▶ **SEGMENTO DI TESTO**:
◆ ◆ ◆ ◆ ◆

Il welfare aziendale genera felicità (e parità)

Il welfare aziendale genera felicità (e parità)

Una persona su cinque dichiara di avere carichi di cura che impattano in modo severo sul lavoro. Di queste, la maggioranza sono donne. Ma un piano di welfare adeguato può migliorare la situazione.

 

Le donne si sentano meno felici sul lavoro rispetto agli uomini, sia per il compenso sia per le opportunità di carriera. Lo sostiene – tra gli ultimi – l’Osservatorio sulla felicità, per cui il 41% delle lavoratrici è insoddisfatta della retribuzione (contro il 28% degli uomini), e il 44% delle donne si dice non contenta delle opportunità di sviluppo di carriera (gli uomini sono il 35%). L’analisi dell’Associazione ricerca felicità ha coinvolto 1.314 persone (42,3% donne e 57,7% uomini), suddivise tra lavoratori dipendenti (72%) e liberi professionisti (28%), appartenenti alle generazioni Baby Boomer, Generazione X, Millennial e Generazione Z in rappresentanza della popolazione italiana attiva nel mondo del lavoro.

◆ ◆ ◆ ◆ ◆

▶ **DATI DA ESAMINARE**:
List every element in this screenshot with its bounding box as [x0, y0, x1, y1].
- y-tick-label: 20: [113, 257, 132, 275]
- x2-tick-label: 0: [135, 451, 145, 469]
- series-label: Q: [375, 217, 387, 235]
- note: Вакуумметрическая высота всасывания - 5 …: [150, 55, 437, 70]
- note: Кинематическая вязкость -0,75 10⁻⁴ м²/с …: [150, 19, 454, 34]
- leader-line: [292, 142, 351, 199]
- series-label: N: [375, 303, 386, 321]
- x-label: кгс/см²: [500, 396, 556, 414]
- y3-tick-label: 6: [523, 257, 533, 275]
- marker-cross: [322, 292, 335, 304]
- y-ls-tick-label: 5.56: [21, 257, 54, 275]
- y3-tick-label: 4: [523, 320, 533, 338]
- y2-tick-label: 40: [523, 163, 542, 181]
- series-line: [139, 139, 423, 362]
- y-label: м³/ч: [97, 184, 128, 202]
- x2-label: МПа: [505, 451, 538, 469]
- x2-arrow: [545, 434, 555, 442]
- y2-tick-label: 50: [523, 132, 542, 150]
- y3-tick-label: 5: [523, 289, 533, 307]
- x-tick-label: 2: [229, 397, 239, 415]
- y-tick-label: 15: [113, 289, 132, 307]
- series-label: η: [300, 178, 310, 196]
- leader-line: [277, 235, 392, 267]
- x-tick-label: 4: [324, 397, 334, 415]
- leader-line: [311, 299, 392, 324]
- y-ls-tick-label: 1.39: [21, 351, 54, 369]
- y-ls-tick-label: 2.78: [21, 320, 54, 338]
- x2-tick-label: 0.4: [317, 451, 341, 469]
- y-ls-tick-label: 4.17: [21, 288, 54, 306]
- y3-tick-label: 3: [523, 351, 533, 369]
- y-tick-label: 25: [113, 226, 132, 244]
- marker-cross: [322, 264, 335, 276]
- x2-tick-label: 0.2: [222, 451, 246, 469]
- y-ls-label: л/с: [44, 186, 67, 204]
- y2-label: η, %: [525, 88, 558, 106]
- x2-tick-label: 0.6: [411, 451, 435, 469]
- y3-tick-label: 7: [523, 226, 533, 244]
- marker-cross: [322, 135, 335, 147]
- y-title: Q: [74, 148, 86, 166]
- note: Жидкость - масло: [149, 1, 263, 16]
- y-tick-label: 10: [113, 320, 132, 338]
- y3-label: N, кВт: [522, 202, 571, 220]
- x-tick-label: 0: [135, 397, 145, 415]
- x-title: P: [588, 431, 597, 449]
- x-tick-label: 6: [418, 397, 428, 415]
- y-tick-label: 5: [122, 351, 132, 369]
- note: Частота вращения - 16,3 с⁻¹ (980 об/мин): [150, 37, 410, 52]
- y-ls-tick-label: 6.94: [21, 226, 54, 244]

◆ ◆ ◆ ◆ ◆

▶ **ISTRUZIONI DI LAVORO**:
a – Ricopia parola per parola il segmento di testo, partendo da "Una persona su" e arrivando fino a "migliorare la situazione.".
b – Secondo il segmento di testo, quante persone ha coinvolto l'analisi dell'Associazione ricerca felicità?
Le voci non hanno alcun ruolo in questo lavoro.

▶ **SOLUZIONI DEGLI ESERCIZI**:
a –
Una persona su cinque dichiara di avere carichi di cura che impattano in modo severo sul lavoro. Di queste, la maggioranza sono donne. Ma un piano di welfare adeguato può migliorare la situazione.

b – 1.314 persone.